**INPUT DATA**
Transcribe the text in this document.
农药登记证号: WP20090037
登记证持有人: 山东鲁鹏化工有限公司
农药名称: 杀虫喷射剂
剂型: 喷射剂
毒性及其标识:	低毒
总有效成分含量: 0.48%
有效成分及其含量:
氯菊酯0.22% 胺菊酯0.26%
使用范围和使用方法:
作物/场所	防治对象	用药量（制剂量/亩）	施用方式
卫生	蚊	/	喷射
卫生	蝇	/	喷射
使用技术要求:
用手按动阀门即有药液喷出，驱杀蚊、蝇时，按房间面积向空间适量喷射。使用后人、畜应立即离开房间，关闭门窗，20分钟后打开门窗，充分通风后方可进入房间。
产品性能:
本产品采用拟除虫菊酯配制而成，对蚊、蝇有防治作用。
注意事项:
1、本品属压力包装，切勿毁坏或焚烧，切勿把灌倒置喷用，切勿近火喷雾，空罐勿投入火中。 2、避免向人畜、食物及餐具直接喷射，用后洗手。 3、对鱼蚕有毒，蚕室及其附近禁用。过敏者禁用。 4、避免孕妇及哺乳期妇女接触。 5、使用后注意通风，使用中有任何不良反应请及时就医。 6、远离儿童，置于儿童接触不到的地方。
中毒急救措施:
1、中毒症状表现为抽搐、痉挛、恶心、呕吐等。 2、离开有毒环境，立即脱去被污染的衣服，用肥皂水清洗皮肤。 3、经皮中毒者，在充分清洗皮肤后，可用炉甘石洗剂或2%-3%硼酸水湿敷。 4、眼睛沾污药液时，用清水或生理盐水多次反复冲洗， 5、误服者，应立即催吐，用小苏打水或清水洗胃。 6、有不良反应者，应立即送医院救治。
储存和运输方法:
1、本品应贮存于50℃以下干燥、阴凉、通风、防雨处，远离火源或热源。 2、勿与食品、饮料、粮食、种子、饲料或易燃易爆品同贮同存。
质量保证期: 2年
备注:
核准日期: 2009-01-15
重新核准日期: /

**DESCRIPTION OF THE TASK**
Restate all of the entries exactly, please.

**COMPLETED TASK**
Transcribe the text in this document.
农药登记证号: WP20090037
登记证持有人: 山东鲁鹏化工有限公司
农药名称: 杀虫喷射剂
剂型: 喷射剂
毒性及其标识:	低毒
总有效成分含量: 0.48%
有效成分及其含量:
氯菊酯0.22% 胺菊酯0.26%
使用范围和使用方法:
作物/场所	防治对象	用药量（制剂量/亩）	施用方式
卫生	蚊	/	喷射
卫生	蝇	/	喷射
使用技术要求:
用手按动阀门即有药液喷出，驱杀蚊、蝇时，按房间面积向空间适量喷射。使用后人、畜应立即离开房间，关闭门窗，20分钟后打开门窗，充分通风后方可进入房间。
产品性能:
本产品采用拟除虫菊酯配制而成，对蚊、蝇有防治作用。
注意事项:
1、本品属压力包装，切勿毁坏或焚烧，切勿把灌倒置喷用，切勿近火喷雾，空罐勿投入火中。 2、避免向人畜、食物及餐具直接喷射，用后洗手。 3、对鱼蚕有毒，蚕室及其附近禁用。过敏者禁用。 4、避免孕妇及哺乳期妇女接触。 5、使用后注意通风，使用中有任何不良反应请及时就医。 6、远离儿童，置于儿童接触不到的地方。
中毒急救措施:
1、中毒症状表现为抽搐、痉挛、恶心、呕吐等。 2、离开有毒环境，立即脱去被污染的衣服，用肥皂水清洗皮肤。 3、经皮中毒者，在充分清洗皮肤后，可用炉甘石洗剂或2%-3%硼酸水湿敷。 4、眼睛沾污药液时，用清水或生理盐水多次反复冲洗， 5、误服者，应立即催吐，用小苏打水或清水洗胃。 6、有不良反应者，应立即送医院救治。
储存和运输方法:
1、本品应贮存于50℃以下干燥、阴凉、通风、防雨处，远离火源或热源。 2、勿与食品、饮料、粮食、种子、饲料或易燃易爆品同贮同存。
质量保证期: 2年
备注:
核准日期: 2009-01-15
重新核准日期: /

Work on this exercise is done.